- _Rows from a figure dataset_
++++

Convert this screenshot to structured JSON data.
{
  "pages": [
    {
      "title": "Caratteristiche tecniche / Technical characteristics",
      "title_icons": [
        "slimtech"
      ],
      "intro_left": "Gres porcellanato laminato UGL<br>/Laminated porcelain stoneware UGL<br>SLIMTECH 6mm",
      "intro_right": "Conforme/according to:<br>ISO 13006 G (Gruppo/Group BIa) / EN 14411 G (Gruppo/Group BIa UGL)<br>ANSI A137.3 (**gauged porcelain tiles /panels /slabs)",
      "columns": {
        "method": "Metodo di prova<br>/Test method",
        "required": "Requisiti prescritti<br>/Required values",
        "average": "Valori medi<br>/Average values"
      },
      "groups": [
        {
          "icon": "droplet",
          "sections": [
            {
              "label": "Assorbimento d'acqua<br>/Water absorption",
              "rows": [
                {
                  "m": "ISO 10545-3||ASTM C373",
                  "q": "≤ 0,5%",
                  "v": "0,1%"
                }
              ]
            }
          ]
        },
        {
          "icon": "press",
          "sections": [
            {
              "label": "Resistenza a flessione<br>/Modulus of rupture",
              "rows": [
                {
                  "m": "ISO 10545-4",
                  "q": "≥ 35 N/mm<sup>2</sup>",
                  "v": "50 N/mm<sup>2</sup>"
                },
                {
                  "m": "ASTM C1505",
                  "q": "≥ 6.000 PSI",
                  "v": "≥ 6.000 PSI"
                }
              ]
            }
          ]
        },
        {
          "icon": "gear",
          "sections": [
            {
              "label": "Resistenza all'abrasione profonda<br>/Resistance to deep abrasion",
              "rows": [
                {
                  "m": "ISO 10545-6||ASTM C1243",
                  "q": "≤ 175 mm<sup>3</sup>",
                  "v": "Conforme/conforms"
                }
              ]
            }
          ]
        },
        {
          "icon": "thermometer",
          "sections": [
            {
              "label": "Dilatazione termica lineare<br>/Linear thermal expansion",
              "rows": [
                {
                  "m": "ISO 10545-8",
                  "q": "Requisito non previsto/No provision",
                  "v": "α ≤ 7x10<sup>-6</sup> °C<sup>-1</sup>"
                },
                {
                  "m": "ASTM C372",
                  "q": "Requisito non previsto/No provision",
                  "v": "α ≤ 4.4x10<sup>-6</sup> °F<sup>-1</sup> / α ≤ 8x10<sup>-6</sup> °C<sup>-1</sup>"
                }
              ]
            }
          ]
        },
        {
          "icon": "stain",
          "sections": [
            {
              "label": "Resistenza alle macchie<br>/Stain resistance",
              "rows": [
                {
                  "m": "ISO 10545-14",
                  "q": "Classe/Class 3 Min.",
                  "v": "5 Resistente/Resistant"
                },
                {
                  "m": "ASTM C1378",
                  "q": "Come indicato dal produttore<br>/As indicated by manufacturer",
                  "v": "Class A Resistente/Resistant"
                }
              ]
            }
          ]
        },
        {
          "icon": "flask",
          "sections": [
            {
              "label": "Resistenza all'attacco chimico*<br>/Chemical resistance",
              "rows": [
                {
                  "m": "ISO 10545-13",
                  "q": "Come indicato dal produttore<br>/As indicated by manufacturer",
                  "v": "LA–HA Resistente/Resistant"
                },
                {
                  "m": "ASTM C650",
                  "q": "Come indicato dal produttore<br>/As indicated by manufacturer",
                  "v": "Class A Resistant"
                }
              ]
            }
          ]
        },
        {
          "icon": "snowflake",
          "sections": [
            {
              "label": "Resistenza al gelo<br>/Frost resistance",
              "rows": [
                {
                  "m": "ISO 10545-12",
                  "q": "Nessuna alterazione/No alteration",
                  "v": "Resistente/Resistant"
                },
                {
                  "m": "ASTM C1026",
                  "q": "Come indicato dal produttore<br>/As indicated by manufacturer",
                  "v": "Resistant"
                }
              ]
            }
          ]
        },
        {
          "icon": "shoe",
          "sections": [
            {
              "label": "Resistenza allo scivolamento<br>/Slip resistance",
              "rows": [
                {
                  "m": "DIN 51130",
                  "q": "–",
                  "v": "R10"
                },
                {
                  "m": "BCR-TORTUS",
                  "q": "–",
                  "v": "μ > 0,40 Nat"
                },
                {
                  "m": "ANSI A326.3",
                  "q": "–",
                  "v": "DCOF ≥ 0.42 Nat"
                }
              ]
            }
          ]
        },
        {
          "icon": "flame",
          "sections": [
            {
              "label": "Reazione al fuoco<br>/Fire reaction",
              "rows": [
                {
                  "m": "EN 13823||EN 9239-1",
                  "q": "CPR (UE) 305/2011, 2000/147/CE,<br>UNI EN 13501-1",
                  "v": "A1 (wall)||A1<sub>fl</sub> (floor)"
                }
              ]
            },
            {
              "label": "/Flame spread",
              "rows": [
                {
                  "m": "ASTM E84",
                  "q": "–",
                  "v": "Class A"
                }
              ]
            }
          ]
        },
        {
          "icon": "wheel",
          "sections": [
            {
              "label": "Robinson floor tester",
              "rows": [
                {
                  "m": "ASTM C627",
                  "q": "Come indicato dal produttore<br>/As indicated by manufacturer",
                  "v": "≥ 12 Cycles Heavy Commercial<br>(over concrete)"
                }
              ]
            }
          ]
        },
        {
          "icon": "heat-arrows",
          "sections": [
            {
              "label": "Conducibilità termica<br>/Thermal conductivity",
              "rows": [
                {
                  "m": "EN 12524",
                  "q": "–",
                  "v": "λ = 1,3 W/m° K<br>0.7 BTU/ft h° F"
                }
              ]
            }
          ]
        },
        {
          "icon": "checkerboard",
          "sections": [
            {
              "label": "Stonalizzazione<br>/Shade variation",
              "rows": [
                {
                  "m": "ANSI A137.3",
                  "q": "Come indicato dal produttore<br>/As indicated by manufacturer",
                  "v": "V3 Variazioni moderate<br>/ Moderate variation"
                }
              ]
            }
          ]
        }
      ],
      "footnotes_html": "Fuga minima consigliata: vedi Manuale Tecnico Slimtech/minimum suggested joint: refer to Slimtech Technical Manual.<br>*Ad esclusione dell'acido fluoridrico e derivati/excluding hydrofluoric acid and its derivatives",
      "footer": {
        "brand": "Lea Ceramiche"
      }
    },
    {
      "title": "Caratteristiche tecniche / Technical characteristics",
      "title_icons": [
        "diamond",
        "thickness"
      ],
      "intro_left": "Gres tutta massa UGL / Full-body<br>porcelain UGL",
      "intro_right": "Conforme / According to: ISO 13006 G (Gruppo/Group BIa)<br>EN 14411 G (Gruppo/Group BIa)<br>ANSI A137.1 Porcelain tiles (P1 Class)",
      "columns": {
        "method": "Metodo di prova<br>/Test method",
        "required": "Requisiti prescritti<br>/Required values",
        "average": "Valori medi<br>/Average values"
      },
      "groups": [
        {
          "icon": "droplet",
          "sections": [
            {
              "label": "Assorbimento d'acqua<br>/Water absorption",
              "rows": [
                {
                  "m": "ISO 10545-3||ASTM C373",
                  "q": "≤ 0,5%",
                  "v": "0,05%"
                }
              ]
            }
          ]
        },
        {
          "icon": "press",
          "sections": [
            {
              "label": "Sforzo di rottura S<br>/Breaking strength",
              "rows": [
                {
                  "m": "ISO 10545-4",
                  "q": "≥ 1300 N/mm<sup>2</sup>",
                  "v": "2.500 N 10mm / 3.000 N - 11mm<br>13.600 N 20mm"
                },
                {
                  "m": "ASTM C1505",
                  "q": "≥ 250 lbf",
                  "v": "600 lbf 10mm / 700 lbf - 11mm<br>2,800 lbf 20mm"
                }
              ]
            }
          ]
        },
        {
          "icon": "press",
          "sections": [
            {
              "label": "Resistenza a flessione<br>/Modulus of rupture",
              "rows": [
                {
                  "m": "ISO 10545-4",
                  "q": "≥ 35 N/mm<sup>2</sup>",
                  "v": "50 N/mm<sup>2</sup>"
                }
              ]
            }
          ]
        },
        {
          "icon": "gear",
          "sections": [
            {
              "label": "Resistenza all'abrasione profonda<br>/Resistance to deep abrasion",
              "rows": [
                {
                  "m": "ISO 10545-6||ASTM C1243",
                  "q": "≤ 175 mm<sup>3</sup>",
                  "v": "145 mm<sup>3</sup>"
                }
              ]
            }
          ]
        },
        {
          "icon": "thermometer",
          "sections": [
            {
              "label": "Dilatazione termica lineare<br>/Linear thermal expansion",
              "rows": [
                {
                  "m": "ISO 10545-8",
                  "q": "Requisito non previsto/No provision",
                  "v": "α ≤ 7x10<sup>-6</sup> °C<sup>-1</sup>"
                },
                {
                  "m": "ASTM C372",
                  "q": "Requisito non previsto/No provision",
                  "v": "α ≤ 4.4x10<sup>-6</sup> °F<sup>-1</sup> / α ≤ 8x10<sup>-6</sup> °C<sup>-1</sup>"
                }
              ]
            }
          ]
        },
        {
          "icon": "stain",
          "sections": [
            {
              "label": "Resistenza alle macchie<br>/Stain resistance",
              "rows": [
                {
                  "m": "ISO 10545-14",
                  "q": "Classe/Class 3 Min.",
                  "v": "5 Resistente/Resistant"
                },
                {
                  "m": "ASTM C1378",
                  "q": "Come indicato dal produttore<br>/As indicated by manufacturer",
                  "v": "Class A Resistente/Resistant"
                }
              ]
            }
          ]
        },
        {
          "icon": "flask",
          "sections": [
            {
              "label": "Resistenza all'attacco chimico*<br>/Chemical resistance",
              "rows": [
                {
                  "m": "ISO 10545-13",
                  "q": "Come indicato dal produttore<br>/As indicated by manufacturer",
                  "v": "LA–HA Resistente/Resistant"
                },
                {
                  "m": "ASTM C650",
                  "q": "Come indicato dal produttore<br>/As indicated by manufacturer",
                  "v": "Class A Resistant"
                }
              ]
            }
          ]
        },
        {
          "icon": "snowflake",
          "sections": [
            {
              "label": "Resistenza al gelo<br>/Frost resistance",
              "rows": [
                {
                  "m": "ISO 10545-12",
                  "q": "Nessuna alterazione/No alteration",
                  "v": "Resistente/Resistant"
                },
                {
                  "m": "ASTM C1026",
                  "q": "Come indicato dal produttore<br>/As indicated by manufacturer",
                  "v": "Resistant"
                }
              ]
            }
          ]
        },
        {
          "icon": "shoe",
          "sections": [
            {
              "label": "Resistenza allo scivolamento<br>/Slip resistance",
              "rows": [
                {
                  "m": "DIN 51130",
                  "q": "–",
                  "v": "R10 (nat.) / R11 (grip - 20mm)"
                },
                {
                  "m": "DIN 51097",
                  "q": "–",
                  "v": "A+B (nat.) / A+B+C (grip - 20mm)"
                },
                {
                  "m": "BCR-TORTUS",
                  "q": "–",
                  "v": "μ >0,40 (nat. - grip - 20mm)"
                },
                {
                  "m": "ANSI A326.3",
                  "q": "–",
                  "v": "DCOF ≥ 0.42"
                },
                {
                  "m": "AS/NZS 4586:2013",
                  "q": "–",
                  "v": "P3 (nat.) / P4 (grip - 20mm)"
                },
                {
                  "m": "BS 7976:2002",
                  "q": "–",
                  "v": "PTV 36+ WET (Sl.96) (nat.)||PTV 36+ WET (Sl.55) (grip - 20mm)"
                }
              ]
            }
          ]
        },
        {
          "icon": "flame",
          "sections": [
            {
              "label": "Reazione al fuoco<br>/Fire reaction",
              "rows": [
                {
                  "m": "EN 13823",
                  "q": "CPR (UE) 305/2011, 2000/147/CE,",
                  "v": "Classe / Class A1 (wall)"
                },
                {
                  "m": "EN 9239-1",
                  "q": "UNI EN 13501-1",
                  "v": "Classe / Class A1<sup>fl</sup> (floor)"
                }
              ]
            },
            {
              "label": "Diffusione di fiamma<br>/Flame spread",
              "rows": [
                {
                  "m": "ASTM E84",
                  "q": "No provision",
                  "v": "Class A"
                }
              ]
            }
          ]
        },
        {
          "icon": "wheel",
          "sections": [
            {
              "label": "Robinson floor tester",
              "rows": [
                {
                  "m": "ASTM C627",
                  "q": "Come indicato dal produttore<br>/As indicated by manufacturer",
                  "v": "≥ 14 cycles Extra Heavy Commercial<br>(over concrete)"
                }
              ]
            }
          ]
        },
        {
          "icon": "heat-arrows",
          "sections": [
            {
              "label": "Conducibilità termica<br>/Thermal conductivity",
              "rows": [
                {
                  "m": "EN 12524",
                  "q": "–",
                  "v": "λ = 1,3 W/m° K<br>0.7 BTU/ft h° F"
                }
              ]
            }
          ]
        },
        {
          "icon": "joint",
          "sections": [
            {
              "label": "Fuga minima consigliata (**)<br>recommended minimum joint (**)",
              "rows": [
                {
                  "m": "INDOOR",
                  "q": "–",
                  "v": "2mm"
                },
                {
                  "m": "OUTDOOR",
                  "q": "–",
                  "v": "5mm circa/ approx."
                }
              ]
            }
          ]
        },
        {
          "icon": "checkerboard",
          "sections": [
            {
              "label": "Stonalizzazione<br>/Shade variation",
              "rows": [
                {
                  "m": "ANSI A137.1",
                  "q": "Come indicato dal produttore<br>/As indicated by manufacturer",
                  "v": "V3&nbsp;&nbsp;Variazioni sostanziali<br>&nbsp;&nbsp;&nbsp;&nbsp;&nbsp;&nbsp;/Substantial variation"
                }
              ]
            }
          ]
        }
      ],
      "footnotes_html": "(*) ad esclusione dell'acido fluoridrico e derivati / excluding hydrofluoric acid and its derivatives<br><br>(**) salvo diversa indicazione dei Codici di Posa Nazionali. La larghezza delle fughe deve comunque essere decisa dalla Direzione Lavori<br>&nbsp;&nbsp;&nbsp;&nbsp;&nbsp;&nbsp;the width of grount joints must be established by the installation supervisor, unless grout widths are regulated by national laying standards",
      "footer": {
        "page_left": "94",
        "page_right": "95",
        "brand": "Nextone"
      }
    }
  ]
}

++++

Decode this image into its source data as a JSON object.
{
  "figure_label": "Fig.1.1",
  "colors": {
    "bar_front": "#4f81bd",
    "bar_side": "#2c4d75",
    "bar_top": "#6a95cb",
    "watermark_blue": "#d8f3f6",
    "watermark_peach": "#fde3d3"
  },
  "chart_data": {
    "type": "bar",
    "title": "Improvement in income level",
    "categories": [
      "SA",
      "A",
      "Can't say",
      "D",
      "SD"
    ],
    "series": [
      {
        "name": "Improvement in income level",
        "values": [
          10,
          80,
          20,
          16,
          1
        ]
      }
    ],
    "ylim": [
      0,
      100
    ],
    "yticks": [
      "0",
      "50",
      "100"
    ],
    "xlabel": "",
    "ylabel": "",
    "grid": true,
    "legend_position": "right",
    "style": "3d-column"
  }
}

++++

- _Given task_
Each line with the string "Conforme" in it needs to be found and copied.

- _Output of the exercise_
      "intro_right": "Conforme/according to:<br>ISO 13006 G (Gruppo/Group BIa) / EN 14411 G (Gruppo/Group BIa UGL)<br>ANSI A137.3 (**gauged porcelain tiles /panels /slabs)",
                  "v": "Conforme/conforms"
      "intro_right": "Conforme / According to: ISO 13006 G (Gruppo/Group BIa)<br>EN 14411 G (Gruppo/Group BIa)<br>ANSI A137.1 Porcelain tiles (P1 Class)",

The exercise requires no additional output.